Every line with the word "Fabrice" in it should be extracted from the data that follows.

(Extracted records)

☆ ☆ ☆ ☆ ☆ ☆ ☆

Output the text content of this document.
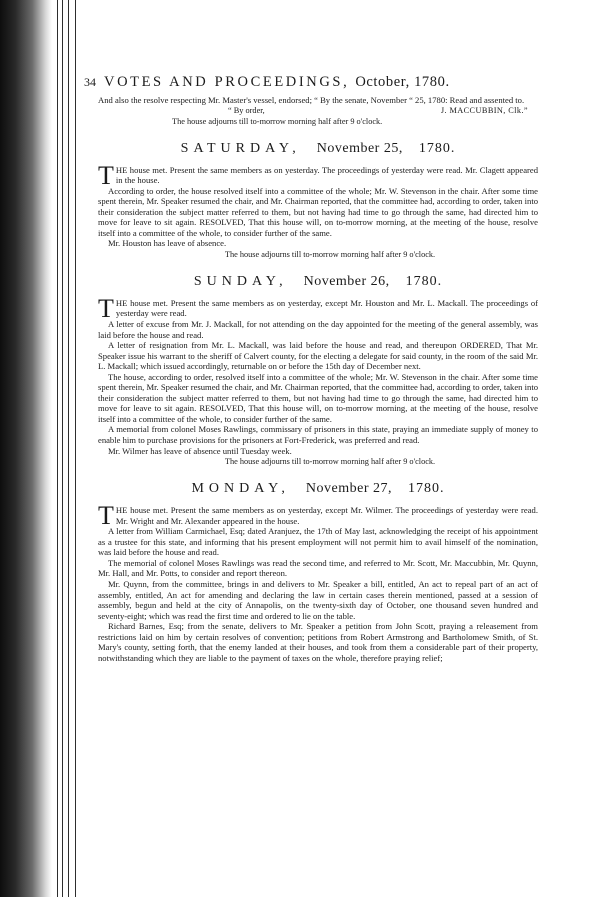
34 VOTES AND PROCEEDINGS, October, 1780.

And also the resolve respecting Mr. Master's vessel, endorsed; “ By the senate, November “ 25, 1780: Read and assented to.

“ By order,	J. MACCUBBIN, Clk.”
The house adjourns till to-morrow morning half after 9 o'clock.
SATURDAY, November 25, 1780.

THE house met. Present the same members as on yesterday. The proceedings of yesterday were read. Mr. Clagett appeared in the house.

According to order, the house resolved itself into a committee of the whole; Mr. W. Stevenson in the chair. After some time spent therein, Mr. Speaker resumed the chair, and Mr. Chairman reported, that the committee had, according to order, taken into their consideration the subject matter referred to them, but not having had time to go through the same, had directed him to move for leave to sit again. RESOLVED, That this house will, on to-morrow morning, at the meeting of the house, resolve itself into a committee of the whole, to consider further of the same.

Mr. Houston has leave of absence.

The house adjourns till to-morrow morning half after 9 o'clock.
SUNDAY, November 26, 1780.

THE house met. Present the same members as on yesterday, except Mr. Houston and Mr. L. Mackall. The proceedings of yesterday were read.

A letter of excuse from Mr. J. Mackall, for not attending on the day appointed for the meeting of the general assembly, was laid before the house and read.

A letter of resignation from Mr. L. Mackall, was laid before the house and read, and thereupon ORDERED, That Mr. Speaker issue his warrant to the sheriff of Calvert county, for the electing a delegate for said county, in the room of the said Mr. L. Mackall; which issued accordingly, returnable on or before the 15th day of December next.

The house, according to order, resolved itself into a committee of the whole; Mr. W. Stevenson in the chair. After some time spent therein, Mr. Speaker resumed the chair, and Mr. Chairman reported, that the committee had, according to order, taken into their consideration the subject matter referred to them, but not having had time to go through the same, had directed him to move for leave to sit again. RESOLVED, That this house will, on to-morrow morning, at the meeting of the house, resolve itself into a committee of the whole, to consider further of the same.

A memorial from colonel Moses Rawlings, commissary of prisoners in this state, praying an immediate supply of money to enable him to purchase provisions for the prisoners at Fort-Frederick, was preferred and read.

Mr. Wilmer has leave of absence until Tuesday week.

The house adjourns till to-morrow morning half after 9 o'clock.
MONDAY, November 27, 1780.

THE house met. Present the same members as on yesterday, except Mr. Wilmer. The proceedings of yesterday were read. Mr. Wright and Mr. Alexander appeared in the house.

A letter from William Carmichael, Esq; dated Aranjuez, the 17th of May last, acknowledging the receipt of his appointment as a trustee for this state, and informing that his present employment will not permit him to avail himself of the nomination, was laid before the house and read.

The memorial of colonel Moses Rawlings was read the second time, and referred to Mr. Scott, Mr. Maccubbin, Mr. Quynn, Mr. Hall, and Mr. Potts, to consider and report thereon.

Mr. Quynn, from the committee, brings in and delivers to Mr. Speaker a bill, entitled, An act to repeal part of an act of assembly, entitled, An act for amending and declaring the law in certain cases therein mentioned, passed at a session of assembly, begun and held at the city of Annapolis, on the twenty-sixth day of October, one thousand seven hundred and seventy-eight; which was read the first time and ordered to lie on the table.

Richard Barnes, Esq; from the senate, delivers to Mr. Speaker a petition from John Scott, praying a releasement from restrictions laid on him by certain resolves of convention; petitions from Robert Armstrong and Bartholomew Smith, of St. Mary's county, setting forth, that the enemy landed at their houses, and took from them a considerable part of their property, notwithstanding which they are liable to the payment of taxes on the whole, therefore praying relief;
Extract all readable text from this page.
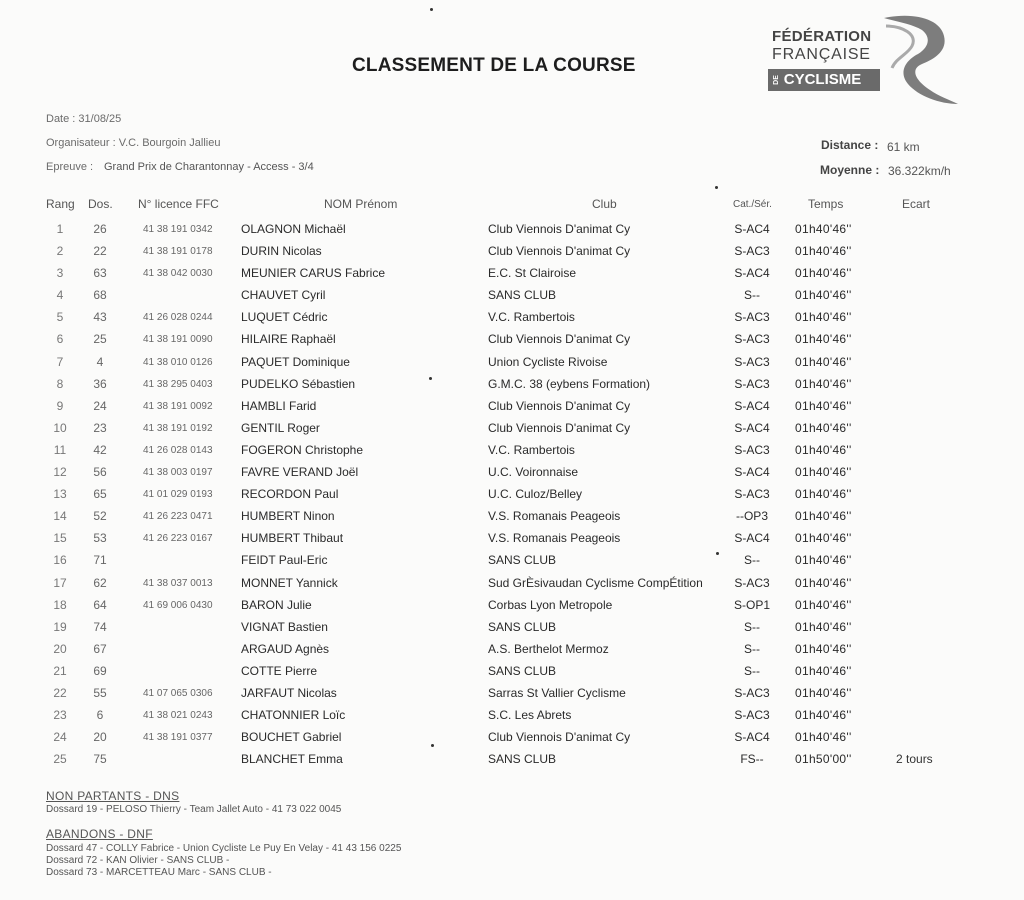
CLASSEMENT DE LA COURSE
FÉDÉRATION
FRANÇAISE
DE CYCLISME
Date : 31/08/25
Organisateur : V.C. Bourgoin Jallieu
Epreuve : Grand Prix de Charantonnay - Access - 3/4
Distance : 61 km
Moyenne : 36.322km/h
Rang Dos. N° licence FFC	NOM Prénom	Club	Cat./Sér.	Temps	Ecart
1	26	41 38 191 0342 OLAGNON Michaël	Club Viennois D'animat Cy	S-AC4	01h40'46''
2	22	41 38 191 0178 DURIN Nicolas	Club Viennois D'animat Cy	S-AC3	01h40'46''
3	63	41 38 042 0030 MEUNIER CARUS Fabrice	E.C. St Clairoise	S-AC4	01h40'46''
4	68	CHAUVET Cyril	SANS CLUB	S--	01h40'46''
5	43	41 26 028 0244 LUQUET Cédric	V.C. Rambertois	S-AC3	01h40'46''
6	25	41 38 191 0090 HILAIRE Raphaël	Club Viennois D'animat Cy	S-AC3	01h40'46''
7	4	41 38 010 0126 PAQUET Dominique	Union Cycliste Rivoise	S-AC3	01h40'46''
8	36	41 38 295 0403 PUDELKO Sébastien	G.M.C. 38 (eybens Formation)	S-AC3	01h40'46''
9	24	41 38 191 0092 HAMBLI Farid	Club Viennois D'animat Cy	S-AC4	01h40'46''
10	23	41 38 191 0192 GENTIL Roger	Club Viennois D'animat Cy	S-AC4	01h40'46''
11	42	41 26 028 0143 FOGERON Christophe	V.C. Rambertois	S-AC3	01h40'46''
12	56	41 38 003 0197 FAVRE VERAND Joël	U.C. Voironnaise	S-AC4	01h40'46''
13	65	41 01 029 0193 RECORDON Paul	U.C. Culoz/Belley	S-AC3	01h40'46''
14	52	41 26 223 0471 HUMBERT Ninon	V.S. Romanais Peageois	--OP3	01h40'46''
15	53	41 26 223 0167 HUMBERT Thibaut	V.S. Romanais Peageois	S-AC4	01h40'46''
16	71	FEIDT Paul-Eric	SANS CLUB	S--	01h40'46''
17	62	41 38 037 0013 MONNET Yannick	Sud GrÈsivaudan Cyclisme CompÉtition	S-AC3	01h40'46''
18	64	41 69 006 0430 BARON Julie	Corbas Lyon Metropole	S-OP1	01h40'46''
19	74	VIGNAT Bastien	SANS CLUB	S--	01h40'46''
20	67	ARGAUD Agnès	A.S. Berthelot Mermoz	S--	01h40'46''
21	69	COTTE Pierre	SANS CLUB	S--	01h40'46''
22	55	41 07 065 0306 JARFAUT Nicolas	Sarras St Vallier Cyclisme	S-AC3	01h40'46''
23	6	41 38 021 0243 CHATONNIER Loïc	S.C. Les Abrets	S-AC3	01h40'46''
24	20	41 38 191 0377 BOUCHET Gabriel	Club Viennois D'animat Cy	S-AC4	01h40'46''
25	75	BLANCHET Emma	SANS CLUB	FS--	01h50'00''	2 tours
NON PARTANTS - DNS
Dossard 19 - PELOSO Thierry - Team Jallet Auto - 41 73 022 0045
ABANDONS - DNF
Dossard 47 - COLLY Fabrice - Union Cycliste Le Puy En Velay - 41 43 156 0225
Dossard 72 - KAN Olivier - SANS CLUB -
Dossard 73 - MARCETTEAU Marc - SANS CLUB -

☆ ☆ ☆ ☆ ☆ ☆ ☆

● Finished exercise
3	63	41 38 042 0030 MEUNIER CARUS Fabrice	E.C. St Clairoise	S-AC4	01h40'46''
Dossard 47 - COLLY Fabrice - Union Cycliste Le Puy En Velay - 41 43 156 0225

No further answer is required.